Rows –
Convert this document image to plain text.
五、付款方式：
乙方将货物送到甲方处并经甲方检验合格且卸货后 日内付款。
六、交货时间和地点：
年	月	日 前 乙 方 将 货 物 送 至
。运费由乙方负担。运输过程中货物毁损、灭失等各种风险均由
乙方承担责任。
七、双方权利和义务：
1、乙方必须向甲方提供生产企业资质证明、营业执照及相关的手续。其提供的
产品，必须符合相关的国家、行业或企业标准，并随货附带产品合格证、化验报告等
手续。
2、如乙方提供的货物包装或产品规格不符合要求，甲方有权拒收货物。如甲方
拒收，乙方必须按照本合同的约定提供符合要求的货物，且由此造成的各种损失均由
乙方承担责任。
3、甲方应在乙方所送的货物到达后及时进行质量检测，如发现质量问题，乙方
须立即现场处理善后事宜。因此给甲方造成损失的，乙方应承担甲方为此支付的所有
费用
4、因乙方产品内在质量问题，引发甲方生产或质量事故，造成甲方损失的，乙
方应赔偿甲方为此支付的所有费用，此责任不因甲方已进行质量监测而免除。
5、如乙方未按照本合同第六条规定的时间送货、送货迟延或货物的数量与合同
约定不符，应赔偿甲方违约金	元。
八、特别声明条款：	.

Problem –
Copy all the records above precisely.

In response –
Convert this document image to plain text.
五、付款方式：
乙方将货物送到甲方处并经甲方检验合格且卸货后 日内付款。
六、交货时间和地点：
年	月	日 前 乙 方 将 货 物 送 至
。运费由乙方负担。运输过程中货物毁损、灭失等各种风险均由
乙方承担责任。
七、双方权利和义务：
1、乙方必须向甲方提供生产企业资质证明、营业执照及相关的手续。其提供的
产品，必须符合相关的国家、行业或企业标准，并随货附带产品合格证、化验报告等
手续。
2、如乙方提供的货物包装或产品规格不符合要求，甲方有权拒收货物。如甲方
拒收，乙方必须按照本合同的约定提供符合要求的货物，且由此造成的各种损失均由
乙方承担责任。
3、甲方应在乙方所送的货物到达后及时进行质量检测，如发现质量问题，乙方
须立即现场处理善后事宜。因此给甲方造成损失的，乙方应承担甲方为此支付的所有
费用
4、因乙方产品内在质量问题，引发甲方生产或质量事故，造成甲方损失的，乙
方应赔偿甲方为此支付的所有费用，此责任不因甲方已进行质量监测而免除。
5、如乙方未按照本合同第六条规定的时间送货、送货迟延或货物的数量与合同
约定不符，应赔偿甲方违约金	元。
八、特别声明条款：	.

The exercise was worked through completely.